■ Exercise aim
All entries must be repeated exactly; do not include the pictures.

■ Dataset excerpt
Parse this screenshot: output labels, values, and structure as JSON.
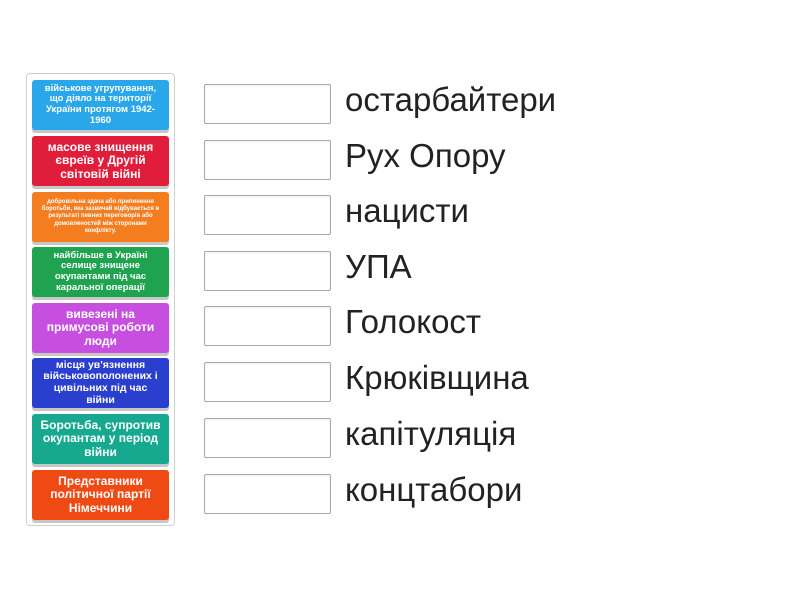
{
  "cards": [
    {
      "text": "військове угрупування, що діяло на території України протягом 1942-1960",
      "color": "#2aa7ea"
    },
    {
      "text": "масове знищення євреїв у Другій світовій війні",
      "color": "#e01e3c"
    },
    {
      "text": "добровільна здача або припинення боротьби, яка зазвичай відбувається в результаті певних переговорів або домовленостей між сторонами конфлікту.",
      "color": "#f47d20"
    },
    {
      "text": "найбільше в Україні селище знищене окупантами під час каральної операції",
      "color": "#1fa350"
    },
    {
      "text": "вивезені на примусові роботи люди",
      "color": "#c64fe0"
    },
    {
      "text": "місця ув'язнення військовополонених і цивільних під час війни",
      "color": "#2b3fcf"
    },
    {
      "text": "Боротьба, супротив окупантам у період війни",
      "color": "#17a890"
    },
    {
      "text": "Представники політичної партії Німеччини",
      "color": "#f04a14"
    }
  ],
  "terms": [
    "остарбайтери",
    "Рух Опору",
    "нацисти",
    "УПА",
    "Голокост",
    "Крюківщина",
    "капітуляція",
    "концтабори"
  ]
}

■ Solution to this problem
Parse this screenshot: output labels, values, and structure as JSON.
{
  "cards": [
    {
      "text": "військове угрупування, що діяло на території України протягом 1942-1960",
      "color": "#2aa7ea"
    },
    {
      "text": "масове знищення євреїв у Другій світовій війні",
      "color": "#e01e3c"
    },
    {
      "text": "добровільна здача або припинення боротьби, яка зазвичай відбувається в результаті певних переговорів або домовленостей між сторонами конфлікту.",
      "color": "#f47d20"
    },
    {
      "text": "найбільше в Україні селище знищене окупантами під час каральної операції",
      "color": "#1fa350"
    },
    {
      "text": "вивезені на примусові роботи люди",
      "color": "#c64fe0"
    },
    {
      "text": "місця ув'язнення військовополонених і цивільних під час війни",
      "color": "#2b3fcf"
    },
    {
      "text": "Боротьба, супротив окупантам у період війни",
      "color": "#17a890"
    },
    {
      "text": "Представники політичної партії Німеччини",
      "color": "#f04a14"
    }
  ],
  "terms": [
    "остарбайтери",
    "Рух Опору",
    "нацисти",
    "УПА",
    "Голокост",
    "Крюківщина",
    "капітуляція",
    "концтабори"
  ]
}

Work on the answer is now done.